Goal:
Each line of the material below that holds the word "social" needs to be copied.

* BEGIN Exercise inputs *

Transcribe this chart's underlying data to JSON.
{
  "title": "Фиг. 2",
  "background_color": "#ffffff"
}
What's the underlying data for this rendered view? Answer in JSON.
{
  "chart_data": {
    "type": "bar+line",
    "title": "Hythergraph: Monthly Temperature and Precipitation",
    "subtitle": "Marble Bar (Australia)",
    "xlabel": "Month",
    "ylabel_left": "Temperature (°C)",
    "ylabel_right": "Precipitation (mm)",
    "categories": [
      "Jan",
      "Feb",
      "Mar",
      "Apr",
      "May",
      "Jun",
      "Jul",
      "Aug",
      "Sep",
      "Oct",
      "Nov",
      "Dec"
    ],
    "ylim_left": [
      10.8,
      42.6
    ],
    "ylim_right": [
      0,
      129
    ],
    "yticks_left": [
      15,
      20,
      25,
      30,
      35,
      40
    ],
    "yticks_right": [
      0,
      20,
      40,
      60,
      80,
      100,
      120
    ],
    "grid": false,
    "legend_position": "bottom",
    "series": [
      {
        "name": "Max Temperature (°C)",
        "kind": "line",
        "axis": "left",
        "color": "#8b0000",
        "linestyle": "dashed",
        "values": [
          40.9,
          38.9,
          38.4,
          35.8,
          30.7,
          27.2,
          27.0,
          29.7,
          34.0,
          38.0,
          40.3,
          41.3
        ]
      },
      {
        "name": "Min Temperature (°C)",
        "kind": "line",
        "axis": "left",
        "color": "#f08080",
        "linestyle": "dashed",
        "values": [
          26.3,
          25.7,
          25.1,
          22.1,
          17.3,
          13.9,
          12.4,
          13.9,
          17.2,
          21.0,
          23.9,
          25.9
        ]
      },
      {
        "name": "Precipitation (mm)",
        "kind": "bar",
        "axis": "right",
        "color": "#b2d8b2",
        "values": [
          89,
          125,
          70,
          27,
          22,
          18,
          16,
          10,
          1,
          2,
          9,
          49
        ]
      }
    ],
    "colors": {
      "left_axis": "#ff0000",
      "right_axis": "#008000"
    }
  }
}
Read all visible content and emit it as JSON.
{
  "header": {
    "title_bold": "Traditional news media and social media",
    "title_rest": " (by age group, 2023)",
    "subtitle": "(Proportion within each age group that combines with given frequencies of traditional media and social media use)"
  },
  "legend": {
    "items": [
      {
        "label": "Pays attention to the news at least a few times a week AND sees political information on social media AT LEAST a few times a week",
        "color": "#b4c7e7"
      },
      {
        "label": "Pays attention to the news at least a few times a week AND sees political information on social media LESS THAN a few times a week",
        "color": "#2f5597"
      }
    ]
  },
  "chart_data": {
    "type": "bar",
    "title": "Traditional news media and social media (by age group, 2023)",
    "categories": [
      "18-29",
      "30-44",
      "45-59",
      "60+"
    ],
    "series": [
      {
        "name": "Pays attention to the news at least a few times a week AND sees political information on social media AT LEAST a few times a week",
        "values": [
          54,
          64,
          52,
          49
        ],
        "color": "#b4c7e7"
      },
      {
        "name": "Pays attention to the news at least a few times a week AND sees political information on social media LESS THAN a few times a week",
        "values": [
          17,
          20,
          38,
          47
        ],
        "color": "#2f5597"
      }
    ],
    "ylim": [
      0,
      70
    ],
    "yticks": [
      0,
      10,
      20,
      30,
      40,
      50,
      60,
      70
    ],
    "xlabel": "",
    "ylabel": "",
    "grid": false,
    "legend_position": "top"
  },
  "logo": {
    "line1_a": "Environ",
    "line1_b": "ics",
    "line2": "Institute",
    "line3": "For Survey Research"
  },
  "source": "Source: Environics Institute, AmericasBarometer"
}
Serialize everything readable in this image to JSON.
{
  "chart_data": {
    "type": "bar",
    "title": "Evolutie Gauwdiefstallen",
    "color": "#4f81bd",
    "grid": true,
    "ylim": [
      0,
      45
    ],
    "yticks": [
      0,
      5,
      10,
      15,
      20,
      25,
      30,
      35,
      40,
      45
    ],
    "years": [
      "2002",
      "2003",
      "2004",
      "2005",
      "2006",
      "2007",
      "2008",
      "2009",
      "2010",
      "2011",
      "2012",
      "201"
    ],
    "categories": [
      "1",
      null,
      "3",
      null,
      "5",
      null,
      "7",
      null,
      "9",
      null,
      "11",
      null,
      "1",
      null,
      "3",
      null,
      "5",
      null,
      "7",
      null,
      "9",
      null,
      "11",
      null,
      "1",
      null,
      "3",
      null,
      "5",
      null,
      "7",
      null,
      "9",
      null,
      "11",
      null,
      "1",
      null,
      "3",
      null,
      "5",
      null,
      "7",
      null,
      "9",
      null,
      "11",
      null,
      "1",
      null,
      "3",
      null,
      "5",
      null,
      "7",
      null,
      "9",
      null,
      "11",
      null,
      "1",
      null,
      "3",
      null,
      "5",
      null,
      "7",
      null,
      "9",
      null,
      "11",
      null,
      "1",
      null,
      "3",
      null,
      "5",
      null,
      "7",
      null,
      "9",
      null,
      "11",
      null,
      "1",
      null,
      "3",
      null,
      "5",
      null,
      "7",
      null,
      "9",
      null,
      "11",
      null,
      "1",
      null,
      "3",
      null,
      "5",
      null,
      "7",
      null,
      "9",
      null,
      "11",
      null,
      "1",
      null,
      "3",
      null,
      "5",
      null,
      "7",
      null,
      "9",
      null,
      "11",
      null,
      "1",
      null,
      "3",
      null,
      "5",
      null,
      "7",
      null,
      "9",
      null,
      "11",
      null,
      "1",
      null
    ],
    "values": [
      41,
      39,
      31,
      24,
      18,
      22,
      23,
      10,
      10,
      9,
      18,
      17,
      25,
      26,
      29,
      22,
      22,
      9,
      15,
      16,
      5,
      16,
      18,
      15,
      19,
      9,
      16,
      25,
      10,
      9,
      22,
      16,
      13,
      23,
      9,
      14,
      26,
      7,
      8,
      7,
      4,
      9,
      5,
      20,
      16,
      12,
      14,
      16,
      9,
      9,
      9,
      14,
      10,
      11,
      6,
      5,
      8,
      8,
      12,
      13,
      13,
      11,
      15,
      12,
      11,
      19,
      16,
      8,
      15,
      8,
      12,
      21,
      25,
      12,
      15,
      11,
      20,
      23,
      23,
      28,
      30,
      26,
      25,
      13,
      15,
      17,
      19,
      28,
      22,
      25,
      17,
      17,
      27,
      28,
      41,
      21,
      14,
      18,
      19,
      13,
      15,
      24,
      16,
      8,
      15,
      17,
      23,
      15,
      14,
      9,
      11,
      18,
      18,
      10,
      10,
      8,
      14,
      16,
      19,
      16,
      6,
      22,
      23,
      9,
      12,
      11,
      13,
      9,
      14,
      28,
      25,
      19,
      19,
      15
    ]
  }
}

* END Exercise inputs *

Output of the exercise:
    "title_bold": "Traditional news media and social media",
    "subtitle": "(Proportion within each age group that combines with given frequencies of traditional media and social media use)"
        "label": "Pays attention to the news at least a few times a week AND sees political information on social media AT LEAST a few times a week",
        "label": "Pays attention to the news at least a few times a week AND sees political information on social media LESS THAN a few times a week",
    "title": "Traditional news media and social media (by age group, 2023)",
        "name": "Pays attention to the news at least a few times a week AND sees political information on social media AT LEAST a few times a week",
        "name": "Pays attention to the news at least a few times a week AND sees political information on social media LESS THAN a few times a week",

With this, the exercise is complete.